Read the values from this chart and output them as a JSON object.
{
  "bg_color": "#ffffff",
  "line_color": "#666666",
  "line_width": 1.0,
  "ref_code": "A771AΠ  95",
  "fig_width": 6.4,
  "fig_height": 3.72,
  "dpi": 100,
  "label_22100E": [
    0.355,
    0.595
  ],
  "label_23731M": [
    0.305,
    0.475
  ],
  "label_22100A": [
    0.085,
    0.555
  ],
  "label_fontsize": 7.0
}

=====

_To do_. Restate the whole of the material exactly.

_Exercise solution_.
Read the values from this chart and output them as a JSON object.
{
  "bg_color": "#ffffff",
  "line_color": "#666666",
  "line_width": 1.0,
  "ref_code": "A771AΠ  95",
  "fig_width": 6.4,
  "fig_height": 3.72,
  "dpi": 100,
  "label_22100E": [
    0.355,
    0.595
  ],
  "label_23731M": [
    0.305,
    0.475
  ],
  "label_22100A": [
    0.085,
    0.555
  ],
  "label_fontsize": 7.0
}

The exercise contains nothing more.